**Exercise**
Write out every entry exactly as given, but omit the pictures.
----- Material for the task -----
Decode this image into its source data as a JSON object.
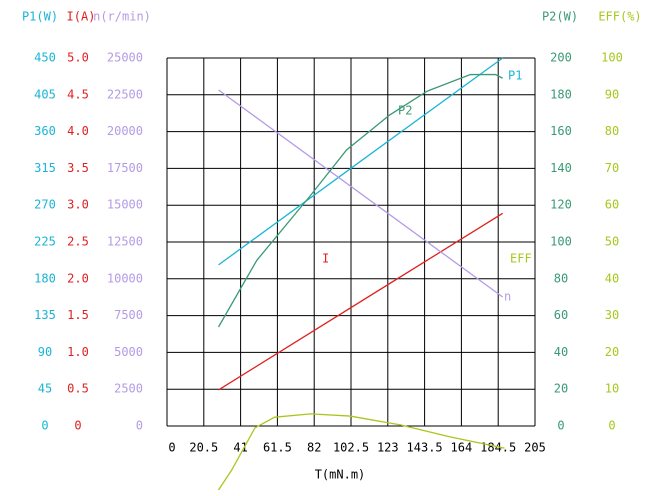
{
  "chart_data": {
    "type": "line",
    "x_label": "T(mN.m)",
    "xlim": [
      0,
      205
    ],
    "xticks": [
      0,
      20.5,
      41,
      61.5,
      82,
      102.5,
      123,
      143.5,
      164,
      184.5,
      205
    ],
    "grid": true,
    "y_axes": [
      {
        "title": "P1(W)",
        "side": "left",
        "color": "#19b5d6",
        "lim": [
          0,
          450
        ],
        "ticks": [
          0,
          45,
          90,
          135,
          180,
          225,
          270,
          315,
          360,
          405,
          450
        ],
        "series": {
          "name": "P1",
          "x": [
            28.7,
            108,
            187
          ],
          "values": [
            197,
            324,
            450
          ]
        }
      },
      {
        "title": "I(A)",
        "side": "left",
        "color": "#e02020",
        "lim": [
          0,
          5
        ],
        "ticks": [
          0,
          0.5,
          {
            "value": 1,
            "label": "1.0"
          },
          1.5,
          {
            "value": 2,
            "label": "2.0"
          },
          2.5,
          {
            "value": 3,
            "label": "3.0"
          },
          3.5,
          {
            "value": 4,
            "label": "4.0"
          },
          4.5,
          {
            "value": 5,
            "label": "5.0"
          }
        ],
        "series": {
          "name": "I",
          "x": [
            28.7,
            187
          ],
          "values": [
            0.49,
            2.89
          ]
        }
      },
      {
        "title": "n(r/min)",
        "side": "left",
        "color": "#b49be6",
        "lim": [
          0,
          25000
        ],
        "ticks": [
          0,
          2500,
          5000,
          7500,
          10000,
          12500,
          15000,
          17500,
          20000,
          22500,
          25000
        ],
        "series": {
          "name": "n",
          "x": [
            28.7,
            187
          ],
          "values": [
            22826,
            8764
          ]
        }
      },
      {
        "title": "P2(W)",
        "side": "right",
        "color": "#3a9a74",
        "lim": [
          0,
          200
        ],
        "ticks": [
          0,
          20,
          40,
          60,
          80,
          100,
          120,
          140,
          160,
          180,
          200
        ],
        "series": {
          "name": "P2",
          "x": [
            28.7,
            50,
            79.7,
            100,
            124,
            145,
            169,
            183,
            187
          ],
          "values": [
            53.8,
            90,
            125,
            150,
            169,
            182,
            191,
            191,
            189
          ]
        }
      },
      {
        "title": "EFF(%)",
        "side": "right",
        "color": "#a6c81e",
        "lim": [
          0,
          100
        ],
        "ticks": [
          0,
          10,
          20,
          30,
          40,
          50,
          60,
          70,
          80,
          90,
          100
        ],
        "series": {
          "name": "EFF",
          "x": [
            28.7,
            36,
            49,
            60,
            80,
            102,
            130,
            158,
            188
          ],
          "values": [
            -17.4,
            -12,
            -0.5,
            2.4,
            3.3,
            2.7,
            0.3,
            -3,
            -6
          ]
        }
      }
    ]
  }
}
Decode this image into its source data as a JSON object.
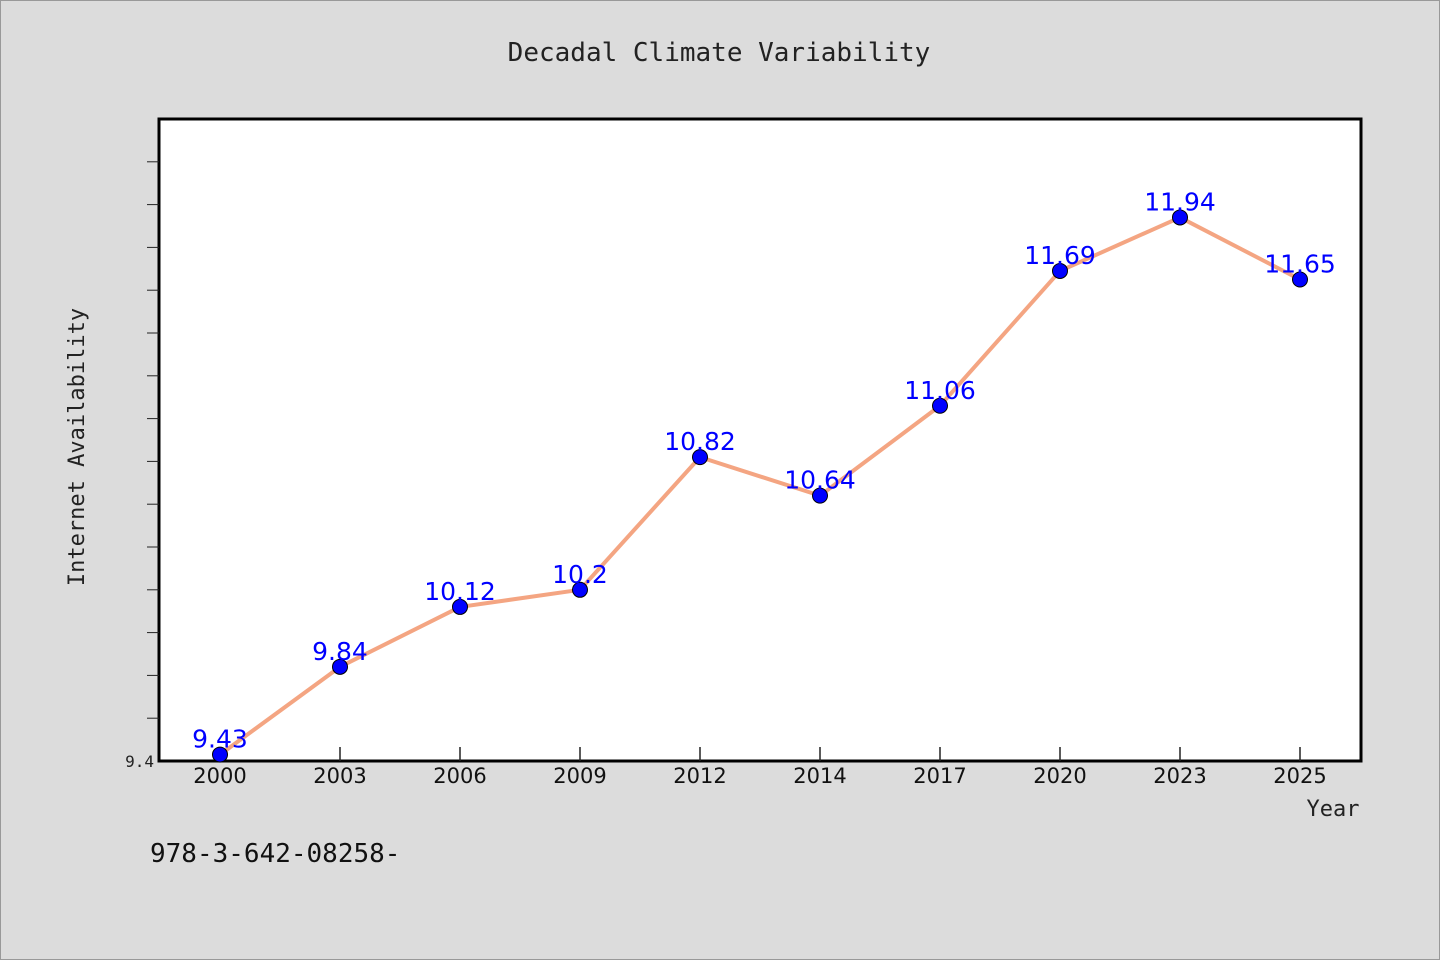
{
  "chart_data": {
    "type": "line",
    "title": "Decadal Climate Variability",
    "xlabel": "Year",
    "ylabel": "Internet Availability",
    "categories": [
      "2000",
      "2003",
      "2006",
      "2009",
      "2012",
      "2014",
      "2017",
      "2020",
      "2023",
      "2025"
    ],
    "series": [
      {
        "values": [
          9.43,
          9.84,
          10.12,
          10.2,
          10.82,
          10.64,
          11.06,
          11.69,
          11.94,
          11.65
        ],
        "labels": [
          "9.43",
          "9.84",
          "10.12",
          "10.2",
          "10.82",
          "10.64",
          "11.06",
          "11.69",
          "11.94",
          "11.65"
        ],
        "line_color": "#f4a582",
        "marker_color": "#0000ff"
      }
    ],
    "ylim": [
      9.4,
      12.4
    ],
    "yticks_labeled": [
      "9.4"
    ],
    "grid": false,
    "legend": "none"
  },
  "footer_text": "978-3-642-08258-"
}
-----
**Answer to the problem**
Decode this image into its source data as a JSON object.
{
  "chart_data": {
    "type": "line",
    "x_label": "T(mN.m)",
    "xlim": [
      0,
      205
    ],
    "xticks": [
      0,
      20.5,
      41,
      61.5,
      82,
      102.5,
      123,
      143.5,
      164,
      184.5,
      205
    ],
    "grid": true,
    "y_axes": [
      {
        "title": "P1(W)",
        "side": "left",
        "color": "#19b5d6",
        "lim": [
          0,
          450
        ],
        "ticks": [
          0,
          45,
          90,
          135,
          180,
          225,
          270,
          315,
          360,
          405,
          450
        ],
        "series": {
          "name": "P1",
          "x": [
            28.7,
            108,
            187
          ],
          "values": [
            197,
            324,
            450
          ]
        }
      },
      {
        "title": "I(A)",
        "side": "left",
        "color": "#e02020",
        "lim": [
          0,
          5
        ],
        "ticks": [
          0,
          0.5,
          {
            "value": 1,
            "label": "1.0"
          },
          1.5,
          {
            "value": 2,
            "label": "2.0"
          },
          2.5,
          {
            "value": 3,
            "label": "3.0"
          },
          3.5,
          {
            "value": 4,
            "label": "4.0"
          },
          4.5,
          {
            "value": 5,
            "label": "5.0"
          }
        ],
        "series": {
          "name": "I",
          "x": [
            28.7,
            187
          ],
          "values": [
            0.49,
            2.89
          ]
        }
      },
      {
        "title": "n(r/min)",
        "side": "left",
        "color": "#b49be6",
        "lim": [
          0,
          25000
        ],
        "ticks": [
          0,
          2500,
          5000,
          7500,
          10000,
          12500,
          15000,
          17500,
          20000,
          22500,
          25000
        ],
        "series": {
          "name": "n",
          "x": [
            28.7,
            187
          ],
          "values": [
            22826,
            8764
          ]
        }
      },
      {
        "title": "P2(W)",
        "side": "right",
        "color": "#3a9a74",
        "lim": [
          0,
          200
        ],
        "ticks": [
          0,
          20,
          40,
          60,
          80,
          100,
          120,
          140,
          160,
          180,
          200
        ],
        "series": {
          "name": "P2",
          "x": [
            28.7,
            50,
            79.7,
            100,
            124,
            145,
            169,
            183,
            187
          ],
          "values": [
            53.8,
            90,
            125,
            150,
            169,
            182,
            191,
            191,
            189
          ]
        }
      },
      {
        "title": "EFF(%)",
        "side": "right",
        "color": "#a6c81e",
        "lim": [
          0,
          100
        ],
        "ticks": [
          0,
          10,
          20,
          30,
          40,
          50,
          60,
          70,
          80,
          90,
          100
        ],
        "series": {
          "name": "EFF",
          "x": [
            28.7,
            36,
            49,
            60,
            80,
            102,
            130,
            158,
            188
          ],
          "values": [
            -17.4,
            -12,
            -0.5,
            2.4,
            3.3,
            2.7,
            0.3,
            -3,
            -6
          ]
        }
      }
    ]
  }
}
Decode this image into its source data as a JSON object.
{
  "chart_data": {
    "type": "line",
    "title": "Decadal Climate Variability",
    "xlabel": "Year",
    "ylabel": "Internet Availability",
    "categories": [
      "2000",
      "2003",
      "2006",
      "2009",
      "2012",
      "2014",
      "2017",
      "2020",
      "2023",
      "2025"
    ],
    "series": [
      {
        "values": [
          9.43,
          9.84,
          10.12,
          10.2,
          10.82,
          10.64,
          11.06,
          11.69,
          11.94,
          11.65
        ],
        "labels": [
          "9.43",
          "9.84",
          "10.12",
          "10.2",
          "10.82",
          "10.64",
          "11.06",
          "11.69",
          "11.94",
          "11.65"
        ],
        "line_color": "#f4a582",
        "marker_color": "#0000ff"
      }
    ],
    "ylim": [
      9.4,
      12.4
    ],
    "yticks_labeled": [
      "9.4"
    ],
    "grid": false,
    "legend": "none"
  },
  "footer_text": "978-3-642-08258-"
}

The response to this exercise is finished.